Poursuivez, s'il vous plaît, l'article ci-dessous consacré à Wesley Sneijder, là où il s'arrête.

Texte fourni
----

Schtroumpf moins grognon

Il a tout gagné avec les Nerazzurri, a failli être champion du monde avec les Pays-Bas, a épousé une des plus belles Hollandaises et s’est converti au catholicisme. A 26 ans, il est enfin en paix avec lui-même ! Explications.

B illy Bigmans. C’était le surnom dont Henk ten Cate alors qu’il entraînait l’Ajax, avait affublé Wesley Sneijder pour le titiller sur son excès de poids. Nous sommes en été 2006 et le club amstellodamois se prépare pour la saison à venir. Ten Cate estime que le joueur est trop vite content de lui et qu’il est impératif de travailler sa condition. Le coach trouve le seul ton que le médian comprenne : dur et direct.

C’est le seul moyen de stimuler le gamin d’Utrecht et de l’encourager à visiter plus souvent la salle de fitness et de transpirer. Sneijder le reconnaîtra plus tard :  » Henk m’a fait prendre conscience de ce qui était indispensable pour rejoindre le top. Ce surnom n’était pas particulièrement flatteur et c’est ça qui a fouetté mon orgueil. J’ai travaillé d’arrache-pied et Ten Cate m’a récompensé en m’offrant un rôle libre, dans l’axe de l’entrejeu. Ce fut ma meilleure saison à l’Ajax. Dès lors, j’étais prêt pour l’étranger. « 

Sourire venimeux

D’emblée, l’Ajax a compris que le petit Sneijder (1,70 m) était surdoué. Il a joué à Amsterdam de 2002 à 2007. Cependant, il était aussi un semeur de troubles, un garçon qui ne mâchait pas ses mots alors qu’il était un des plus jeunes du noyau ! Même Wesley Sonck, qui n’est pas réputé pour avoir sa langue en poche non plus, a sursauté. Ainsi lorsqu’il se plaignait auprès de Sneijder qu’il avait tiré un coup franc au but alors qu’il était mal placé et qu’il aurait dû effectuer une passe, il se fit insulter en retour.

Dans le magazine flamand Humo du 8 février 2005, Sonck, qui a porté le maillot ajacide de 2003 à 2005, commente :  » Certains joueurs, comme Sneijder, se permettaient de dire n’importe quoi sans être rappelés à l’ordre. Mais il a certes reçu une fois une amende pour avoir fait un doigt d’honneur à l’intention de l’entraîneur, Ronald Koeman !  »

Durant sa dernière saison à l’Ajax, Sneijder a également été suspendu pour deux matches, ayant traité un arbitre de… chien aveugle ! Son arrogance lui a valu maints revers. C’est ainsi qu’en octobre 2004, l’éditorialiste Hugo Borst rédige dans les colonnes de l’ Algemeen Dagblad une description plutôt critique d’un  » porte-clefs qui se croit une figure-clef « , le tout sous le titre  » Monsieur Sneijder mérite une leçon « .

----

Données enregistrées

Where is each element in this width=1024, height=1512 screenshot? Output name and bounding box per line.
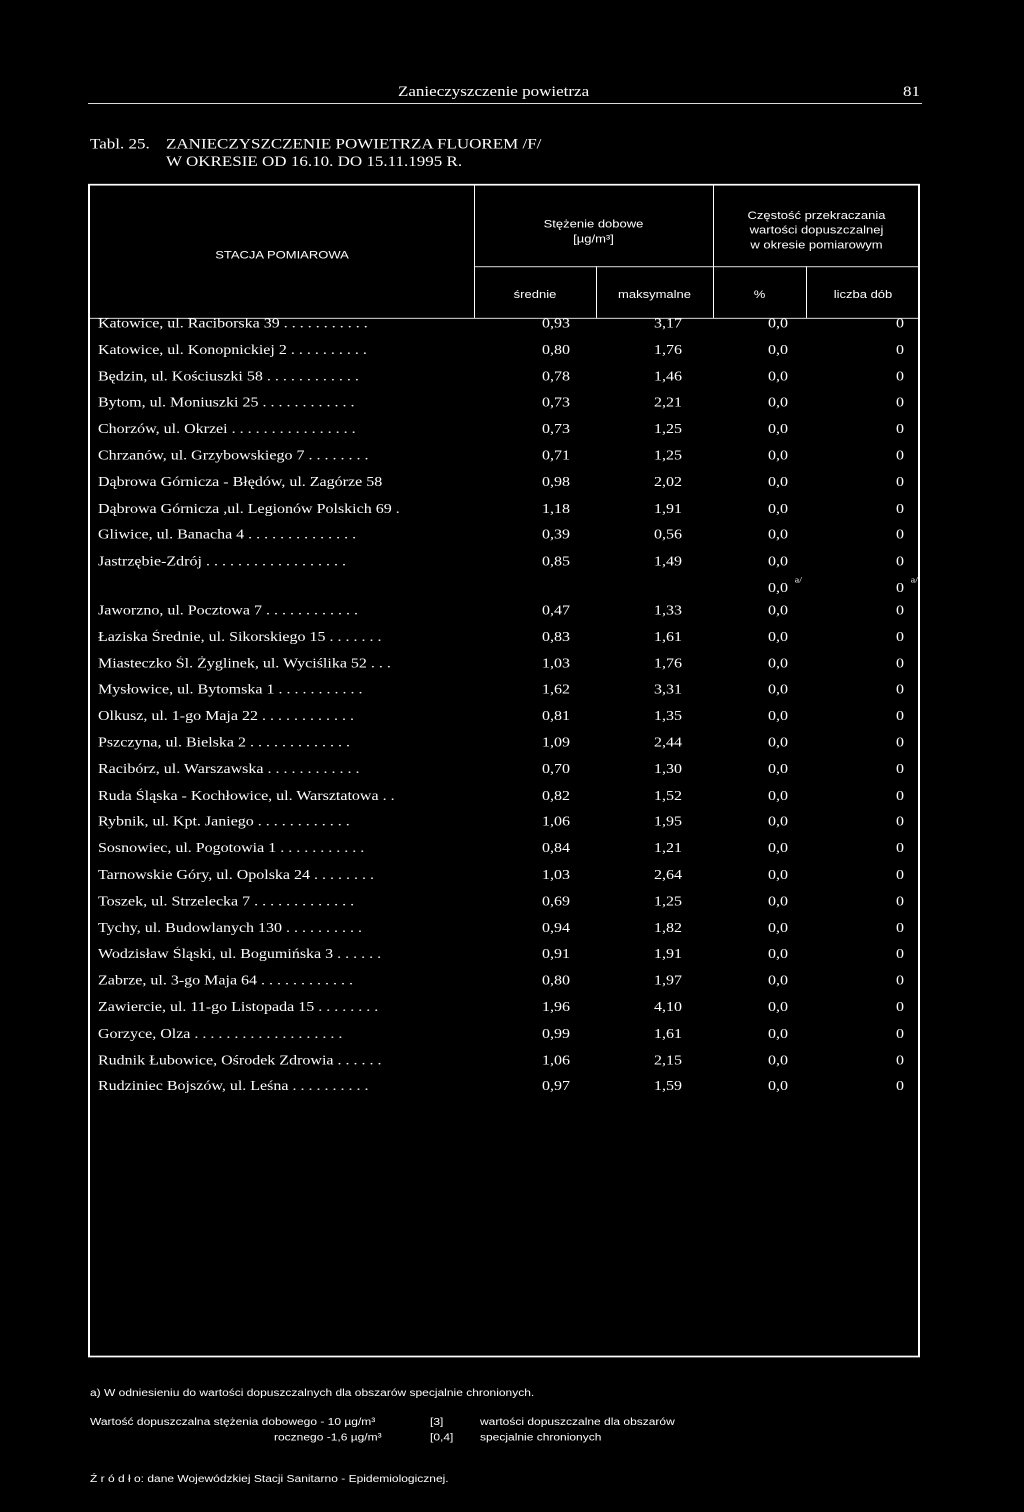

----

Réponse attendue
Un passage :  » La saison passée, Monsieur a clamé qu’aucun joueur chevronné de l’Ajax ne pouvait lui apprendre quelque chose. C’était insultant, surtout que Jari Litmanen faisait toujours partie de l’équipe. Il a aussi affiché à l’entraînement son manque de respect à l’égard du Finlandais qui avait contribué à la grandeur de l’Ajax dans les années 90. Wesley et Jari s’expédiaient le ballon, à deux mètres de distance. Délibérément, Sneijder a adressé un envoi tendu à Litmanen, pour le toucher. Sans broncher, Litmanen lui a rendu la pareille. Mais je constate aussi le rendement et la recherche de l’esthétique de Wesley Sneijder. Il veut toujours tout résoudre footballistiquement, il joue des deux pieds, possède un superbe tir à distance et a le sens du but. Mais il a toujours ce sourire venimeux de sale gamin sur les lèvres. Se nourrir d’agressivité et d’arrogance n’est bon pour personne, mais il semble excessif de lui demander d’être agréable à fréquenter.  »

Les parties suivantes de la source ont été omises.